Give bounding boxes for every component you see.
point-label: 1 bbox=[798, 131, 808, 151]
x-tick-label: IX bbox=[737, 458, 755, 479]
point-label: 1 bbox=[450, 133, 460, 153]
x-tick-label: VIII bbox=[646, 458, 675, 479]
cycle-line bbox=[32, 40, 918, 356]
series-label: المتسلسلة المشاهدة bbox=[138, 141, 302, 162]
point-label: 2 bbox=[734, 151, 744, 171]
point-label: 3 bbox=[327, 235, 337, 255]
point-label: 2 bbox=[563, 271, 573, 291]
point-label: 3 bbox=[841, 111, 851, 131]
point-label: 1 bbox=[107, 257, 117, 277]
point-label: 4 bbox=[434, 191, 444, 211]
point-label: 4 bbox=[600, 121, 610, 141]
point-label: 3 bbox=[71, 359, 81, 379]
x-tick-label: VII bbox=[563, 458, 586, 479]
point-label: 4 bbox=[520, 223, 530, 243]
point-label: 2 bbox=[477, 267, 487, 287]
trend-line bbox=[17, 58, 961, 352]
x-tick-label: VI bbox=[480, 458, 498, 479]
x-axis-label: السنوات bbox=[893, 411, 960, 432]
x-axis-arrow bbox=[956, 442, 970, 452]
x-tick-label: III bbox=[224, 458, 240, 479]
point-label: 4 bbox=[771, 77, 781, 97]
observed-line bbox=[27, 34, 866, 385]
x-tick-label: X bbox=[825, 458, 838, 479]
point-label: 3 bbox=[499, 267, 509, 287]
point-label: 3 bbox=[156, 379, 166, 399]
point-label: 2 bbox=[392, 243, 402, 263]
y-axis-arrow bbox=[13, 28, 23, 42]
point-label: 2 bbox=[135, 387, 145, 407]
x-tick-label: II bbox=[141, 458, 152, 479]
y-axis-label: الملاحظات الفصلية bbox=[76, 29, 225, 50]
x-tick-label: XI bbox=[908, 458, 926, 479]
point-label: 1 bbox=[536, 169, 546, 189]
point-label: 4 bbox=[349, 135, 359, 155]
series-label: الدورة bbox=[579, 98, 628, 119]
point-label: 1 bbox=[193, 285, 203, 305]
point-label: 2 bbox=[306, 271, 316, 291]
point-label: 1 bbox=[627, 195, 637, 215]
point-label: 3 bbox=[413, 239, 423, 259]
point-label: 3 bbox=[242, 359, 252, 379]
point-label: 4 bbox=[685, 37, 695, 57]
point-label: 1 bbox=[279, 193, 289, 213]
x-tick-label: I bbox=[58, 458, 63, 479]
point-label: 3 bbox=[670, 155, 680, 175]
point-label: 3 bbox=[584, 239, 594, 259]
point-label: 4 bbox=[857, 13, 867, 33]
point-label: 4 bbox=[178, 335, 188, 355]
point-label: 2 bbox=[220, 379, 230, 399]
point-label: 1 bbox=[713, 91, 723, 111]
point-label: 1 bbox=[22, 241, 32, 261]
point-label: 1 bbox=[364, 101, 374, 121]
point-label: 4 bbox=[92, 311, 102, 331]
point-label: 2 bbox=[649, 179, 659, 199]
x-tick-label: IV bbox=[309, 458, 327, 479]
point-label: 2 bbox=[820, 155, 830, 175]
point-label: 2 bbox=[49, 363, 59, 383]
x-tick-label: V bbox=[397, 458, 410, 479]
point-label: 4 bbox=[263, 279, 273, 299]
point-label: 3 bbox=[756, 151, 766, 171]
____________________
Reproduce all of the material above, replacing every occurrence of "x-tick-label" with "x-axis-tick" and leaving everything else unchanged.

The response:
Give bounding boxes for every component you see.
point-label: 1 bbox=[798, 131, 808, 151]
x-axis-tick: IX bbox=[737, 458, 755, 479]
point-label: 1 bbox=[450, 133, 460, 153]
x-axis-tick: VIII bbox=[646, 458, 675, 479]
cycle-line bbox=[32, 40, 918, 356]
series-label: المتسلسلة المشاهدة bbox=[138, 141, 302, 162]
point-label: 2 bbox=[734, 151, 744, 171]
point-label: 3 bbox=[327, 235, 337, 255]
point-label: 2 bbox=[563, 271, 573, 291]
point-label: 3 bbox=[841, 111, 851, 131]
point-label: 1 bbox=[107, 257, 117, 277]
point-label: 4 bbox=[434, 191, 444, 211]
point-label: 4 bbox=[600, 121, 610, 141]
point-label: 3 bbox=[71, 359, 81, 379]
x-axis-tick: VII bbox=[563, 458, 586, 479]
point-label: 4 bbox=[520, 223, 530, 243]
point-label: 2 bbox=[477, 267, 487, 287]
trend-line bbox=[17, 58, 961, 352]
x-axis-tick: VI bbox=[480, 458, 498, 479]
x-axis-label: السنوات bbox=[893, 411, 960, 432]
x-axis-arrow bbox=[956, 442, 970, 452]
x-axis-tick: III bbox=[224, 458, 240, 479]
point-label: 4 bbox=[771, 77, 781, 97]
observed-line bbox=[27, 34, 866, 385]
x-axis-tick: X bbox=[825, 458, 838, 479]
point-label: 3 bbox=[499, 267, 509, 287]
point-label: 3 bbox=[156, 379, 166, 399]
point-label: 2 bbox=[392, 243, 402, 263]
y-axis-arrow bbox=[13, 28, 23, 42]
point-label: 2 bbox=[135, 387, 145, 407]
x-axis-tick: II bbox=[141, 458, 152, 479]
y-axis-label: الملاحظات الفصلية bbox=[76, 29, 225, 50]
x-axis-tick: XI bbox=[908, 458, 926, 479]
point-label: 1 bbox=[536, 169, 546, 189]
point-label: 4 bbox=[349, 135, 359, 155]
series-label: الدورة bbox=[579, 98, 628, 119]
point-label: 1 bbox=[193, 285, 203, 305]
point-label: 2 bbox=[306, 271, 316, 291]
point-label: 1 bbox=[627, 195, 637, 215]
point-label: 3 bbox=[413, 239, 423, 259]
point-label: 3 bbox=[242, 359, 252, 379]
point-label: 4 bbox=[685, 37, 695, 57]
point-label: 1 bbox=[279, 193, 289, 213]
x-axis-tick: I bbox=[58, 458, 63, 479]
point-label: 3 bbox=[670, 155, 680, 175]
point-label: 3 bbox=[584, 239, 594, 259]
point-label: 4 bbox=[857, 13, 867, 33]
point-label: 4 bbox=[178, 335, 188, 355]
point-label: 2 bbox=[220, 379, 230, 399]
point-label: 1 bbox=[713, 91, 723, 111]
point-label: 1 bbox=[22, 241, 32, 261]
point-label: 1 bbox=[364, 101, 374, 121]
point-label: 4 bbox=[92, 311, 102, 331]
point-label: 2 bbox=[649, 179, 659, 199]
x-axis-tick: IV bbox=[309, 458, 327, 479]
point-label: 2 bbox=[820, 155, 830, 175]
point-label: 2 bbox=[49, 363, 59, 383]
x-axis-tick: V bbox=[397, 458, 410, 479]
point-label: 4 bbox=[263, 279, 273, 299]
point-label: 3 bbox=[756, 151, 766, 171]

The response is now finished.